Short task> Retype the data below without altering anything.

Task data>
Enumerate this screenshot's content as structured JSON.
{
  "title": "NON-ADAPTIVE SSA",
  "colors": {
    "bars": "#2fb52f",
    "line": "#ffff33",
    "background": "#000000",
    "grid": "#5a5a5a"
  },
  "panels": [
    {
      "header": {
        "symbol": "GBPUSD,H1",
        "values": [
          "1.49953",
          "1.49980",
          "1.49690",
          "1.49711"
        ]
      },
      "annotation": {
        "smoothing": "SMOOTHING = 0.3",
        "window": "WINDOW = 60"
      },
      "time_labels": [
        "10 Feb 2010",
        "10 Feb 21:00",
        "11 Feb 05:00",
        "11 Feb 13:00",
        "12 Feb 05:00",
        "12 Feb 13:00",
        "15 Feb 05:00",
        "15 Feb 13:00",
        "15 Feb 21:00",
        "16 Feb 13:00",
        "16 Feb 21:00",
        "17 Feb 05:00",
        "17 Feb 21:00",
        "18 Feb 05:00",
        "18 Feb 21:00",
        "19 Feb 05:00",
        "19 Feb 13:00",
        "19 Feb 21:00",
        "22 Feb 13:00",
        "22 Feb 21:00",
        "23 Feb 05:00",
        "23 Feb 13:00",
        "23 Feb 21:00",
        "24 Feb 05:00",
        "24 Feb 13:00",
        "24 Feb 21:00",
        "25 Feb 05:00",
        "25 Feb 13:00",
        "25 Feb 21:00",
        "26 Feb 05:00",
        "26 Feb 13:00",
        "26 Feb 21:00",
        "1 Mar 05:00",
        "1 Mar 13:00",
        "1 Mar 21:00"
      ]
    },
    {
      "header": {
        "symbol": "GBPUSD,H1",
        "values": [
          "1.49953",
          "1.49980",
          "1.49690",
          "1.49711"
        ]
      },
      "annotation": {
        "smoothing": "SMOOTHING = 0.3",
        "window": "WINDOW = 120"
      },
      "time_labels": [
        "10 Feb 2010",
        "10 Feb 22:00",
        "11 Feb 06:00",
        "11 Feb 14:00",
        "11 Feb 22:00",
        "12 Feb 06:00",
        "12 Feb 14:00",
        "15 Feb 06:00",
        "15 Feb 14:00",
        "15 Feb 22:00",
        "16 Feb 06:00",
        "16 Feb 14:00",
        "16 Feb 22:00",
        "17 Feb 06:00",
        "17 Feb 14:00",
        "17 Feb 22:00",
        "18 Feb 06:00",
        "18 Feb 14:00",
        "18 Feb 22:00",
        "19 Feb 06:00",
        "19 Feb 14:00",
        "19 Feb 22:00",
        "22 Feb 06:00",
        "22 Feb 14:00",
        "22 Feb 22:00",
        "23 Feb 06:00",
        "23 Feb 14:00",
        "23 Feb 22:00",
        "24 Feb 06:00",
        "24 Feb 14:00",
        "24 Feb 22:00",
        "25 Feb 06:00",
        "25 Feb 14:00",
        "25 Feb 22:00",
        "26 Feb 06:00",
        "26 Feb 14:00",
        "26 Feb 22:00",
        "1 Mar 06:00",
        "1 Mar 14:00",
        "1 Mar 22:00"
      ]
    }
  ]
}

Output below>
Enumerate this screenshot's content as structured JSON.
{
  "title": "NON-ADAPTIVE SSA",
  "colors": {
    "bars": "#2fb52f",
    "line": "#ffff33",
    "background": "#000000",
    "grid": "#5a5a5a"
  },
  "panels": [
    {
      "header": {
        "symbol": "GBPUSD,H1",
        "values": [
          "1.49953",
          "1.49980",
          "1.49690",
          "1.49711"
        ]
      },
      "annotation": {
        "smoothing": "SMOOTHING = 0.3",
        "window": "WINDOW = 60"
      },
      "time_labels": [
        "10 Feb 2010",
        "10 Feb 21:00",
        "11 Feb 05:00",
        "11 Feb 13:00",
        "12 Feb 05:00",
        "12 Feb 13:00",
        "15 Feb 05:00",
        "15 Feb 13:00",
        "15 Feb 21:00",
        "16 Feb 13:00",
        "16 Feb 21:00",
        "17 Feb 05:00",
        "17 Feb 21:00",
        "18 Feb 05:00",
        "18 Feb 21:00",
        "19 Feb 05:00",
        "19 Feb 13:00",
        "19 Feb 21:00",
        "22 Feb 13:00",
        "22 Feb 21:00",
        "23 Feb 05:00",
        "23 Feb 13:00",
        "23 Feb 21:00",
        "24 Feb 05:00",
        "24 Feb 13:00",
        "24 Feb 21:00",
        "25 Feb 05:00",
        "25 Feb 13:00",
        "25 Feb 21:00",
        "26 Feb 05:00",
        "26 Feb 13:00",
        "26 Feb 21:00",
        "1 Mar 05:00",
        "1 Mar 13:00",
        "1 Mar 21:00"
      ]
    },
    {
      "header": {
        "symbol": "GBPUSD,H1",
        "values": [
          "1.49953",
          "1.49980",
          "1.49690",
          "1.49711"
        ]
      },
      "annotation": {
        "smoothing": "SMOOTHING = 0.3",
        "window": "WINDOW = 120"
      },
      "time_labels": [
        "10 Feb 2010",
        "10 Feb 22:00",
        "11 Feb 06:00",
        "11 Feb 14:00",
        "11 Feb 22:00",
        "12 Feb 06:00",
        "12 Feb 14:00",
        "15 Feb 06:00",
        "15 Feb 14:00",
        "15 Feb 22:00",
        "16 Feb 06:00",
        "16 Feb 14:00",
        "16 Feb 22:00",
        "17 Feb 06:00",
        "17 Feb 14:00",
        "17 Feb 22:00",
        "18 Feb 06:00",
        "18 Feb 14:00",
        "18 Feb 22:00",
        "19 Feb 06:00",
        "19 Feb 14:00",
        "19 Feb 22:00",
        "22 Feb 06:00",
        "22 Feb 14:00",
        "22 Feb 22:00",
        "23 Feb 06:00",
        "23 Feb 14:00",
        "23 Feb 22:00",
        "24 Feb 06:00",
        "24 Feb 14:00",
        "24 Feb 22:00",
        "25 Feb 06:00",
        "25 Feb 14:00",
        "25 Feb 22:00",
        "26 Feb 06:00",
        "26 Feb 14:00",
        "26 Feb 22:00",
        "1 Mar 06:00",
        "1 Mar 14:00",
        "1 Mar 22:00"
      ]
    }
  ]
}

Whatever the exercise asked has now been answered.